▶ _WHAT IS ASKED_
Would you pull out every line of the material that contains the string "крыши"?

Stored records
>>>>>

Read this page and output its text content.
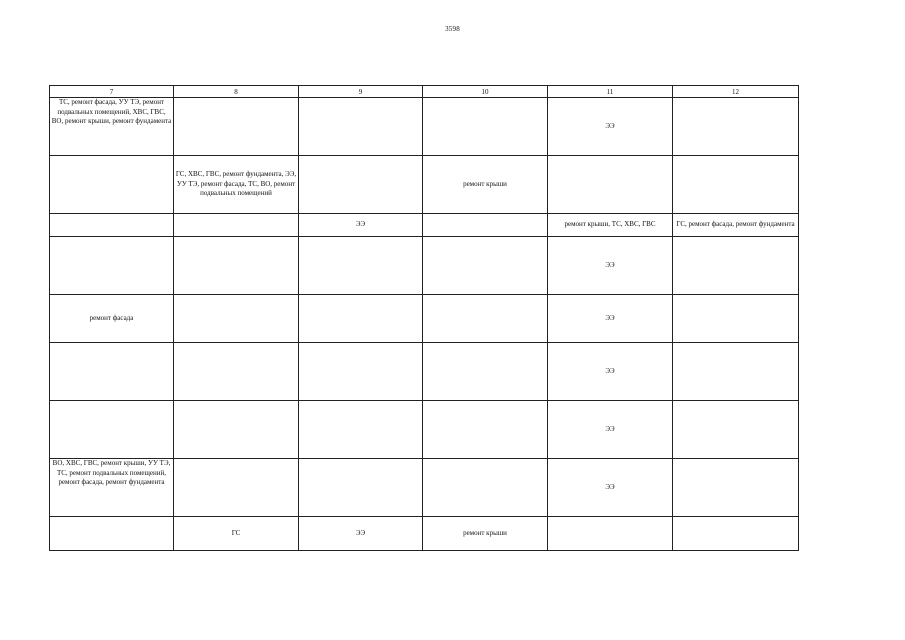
3598
7	8	9	10	11	12
ТС, ремонт фасада, УУ ТЭ, ремонт подвальных помещений, ХВС, ГВС, ВО, ремонт крыши, ремонт фундамента				ЭЭ	
	ГС, ХВС, ГВС, ремонт фундамента, ЭЭ, УУ ТЭ, ремонт фасада, ТС, ВО, ремонт подвальных помещений		ремонт крыши		
		ЭЭ		ремонт крыши, ТС, ХВС, ГВС	ГС, ремонт фасада, ремонт фундамента
				ЭЭ	
ремонт фасада				ЭЭ	
				ЭЭ	
				ЭЭ	
ВО, ХВС, ГВС, ремонт крыши, УУ ТЭ, ТС, ремонт подвальных помещений, ремонт фасада, ремонт фундамента				ЭЭ	
	ГС	ЭЭ	ремонт крыши		
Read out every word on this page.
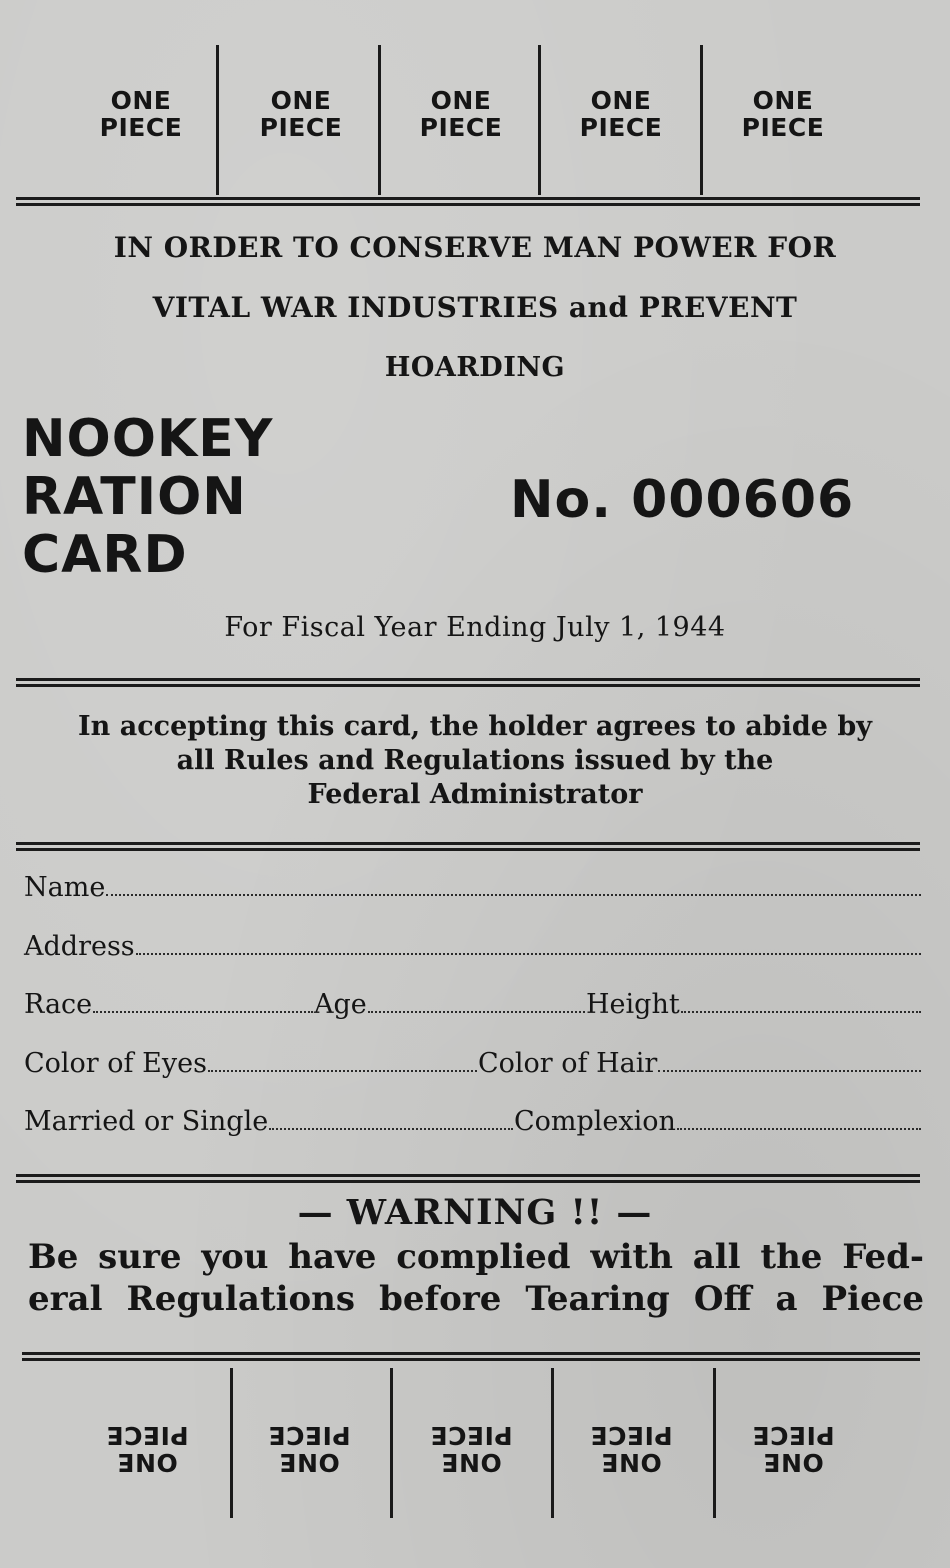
ONE
PIECE
ONE
PIECE
ONE
PIECE
ONE
PIECE
ONE
PIECE
IN ORDER TO CONSERVE MAN POWER FOR
VITAL WAR INDUSTRIES and PREVENT
HOARDING
NOOKEY
RATION
CARD
No. 000606
For Fiscal Year Ending July 1, 1944
In accepting this card, the holder agrees to abide by
all Rules and Regulations issued by the
Federal Administrator
Name
Address
Race	Age	Height
Color of Eyes	Color of Hair
Married or Single	Complexion
— WARNING !! —
Be sure you have complied with all the Fed-
eral Regulations before Tearing Off a Piece
ONE
PIECE
ONE
PIECE
ONE
PIECE
ONE
PIECE
ONE
PIECE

<<<<<

▶ _EXERCISE ANSWER_
ТС, ремонт фасада, УУ ТЭ, ремонт подвальных помещений, ХВС, ГВС, ВО, ремонт крыши, ремонт фундамента				ЭЭ	
	ГС, ХВС, ГВС, ремонт фундамента, ЭЭ, УУ ТЭ, ремонт фасада, ТС, ВО, ремонт подвальных помещений		ремонт крыши		
		ЭЭ		ремонт крыши, ТС, ХВС, ГВС	ГС, ремонт фасада, ремонт фундамента
ВО, ХВС, ГВС, ремонт крыши, УУ ТЭ, ТС, ремонт подвальных помещений, ремонт фасада, ремонт фундамента				ЭЭ	
	ГС	ЭЭ	ремонт крыши		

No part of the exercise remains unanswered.